Tally the lines that contain the string "pszichoanalízis" and give the number by itself.

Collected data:
◆ ◆ ◆

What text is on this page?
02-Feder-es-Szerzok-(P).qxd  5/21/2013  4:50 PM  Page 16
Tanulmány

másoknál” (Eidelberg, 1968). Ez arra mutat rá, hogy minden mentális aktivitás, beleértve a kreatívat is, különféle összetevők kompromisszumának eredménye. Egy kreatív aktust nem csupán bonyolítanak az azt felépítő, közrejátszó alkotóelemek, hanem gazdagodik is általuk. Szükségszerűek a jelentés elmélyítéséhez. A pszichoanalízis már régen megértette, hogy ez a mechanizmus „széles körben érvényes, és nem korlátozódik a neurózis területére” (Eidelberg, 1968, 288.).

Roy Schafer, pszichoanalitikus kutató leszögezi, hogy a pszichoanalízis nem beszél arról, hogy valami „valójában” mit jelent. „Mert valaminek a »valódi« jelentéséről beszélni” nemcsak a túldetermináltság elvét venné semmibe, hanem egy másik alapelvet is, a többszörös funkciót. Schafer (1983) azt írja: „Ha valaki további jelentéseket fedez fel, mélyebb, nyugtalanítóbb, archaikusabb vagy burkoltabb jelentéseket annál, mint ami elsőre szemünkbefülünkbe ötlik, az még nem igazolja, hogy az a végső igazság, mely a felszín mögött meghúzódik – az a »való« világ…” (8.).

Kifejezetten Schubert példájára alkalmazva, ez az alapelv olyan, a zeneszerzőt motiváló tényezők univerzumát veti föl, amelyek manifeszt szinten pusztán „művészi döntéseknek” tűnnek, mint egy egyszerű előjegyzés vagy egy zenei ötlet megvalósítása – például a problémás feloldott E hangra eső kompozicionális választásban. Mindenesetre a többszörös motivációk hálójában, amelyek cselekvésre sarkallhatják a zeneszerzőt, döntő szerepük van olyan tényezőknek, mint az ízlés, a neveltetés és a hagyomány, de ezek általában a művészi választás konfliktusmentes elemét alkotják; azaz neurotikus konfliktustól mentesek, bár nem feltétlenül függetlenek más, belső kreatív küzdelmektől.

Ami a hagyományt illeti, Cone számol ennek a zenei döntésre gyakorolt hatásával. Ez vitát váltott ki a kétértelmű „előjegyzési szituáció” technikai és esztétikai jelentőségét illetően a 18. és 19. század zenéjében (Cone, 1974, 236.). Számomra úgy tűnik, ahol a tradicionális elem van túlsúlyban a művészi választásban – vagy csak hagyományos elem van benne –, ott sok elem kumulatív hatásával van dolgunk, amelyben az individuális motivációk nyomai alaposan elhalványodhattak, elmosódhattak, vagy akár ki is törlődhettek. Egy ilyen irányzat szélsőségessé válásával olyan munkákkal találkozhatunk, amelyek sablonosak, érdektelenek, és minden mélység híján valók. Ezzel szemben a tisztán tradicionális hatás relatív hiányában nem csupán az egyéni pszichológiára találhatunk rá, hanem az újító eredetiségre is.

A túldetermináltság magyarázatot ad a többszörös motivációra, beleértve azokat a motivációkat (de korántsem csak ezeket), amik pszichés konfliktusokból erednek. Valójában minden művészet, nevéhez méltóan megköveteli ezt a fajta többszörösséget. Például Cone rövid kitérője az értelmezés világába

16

◆ ◆ ◆

### Answer to the problem
2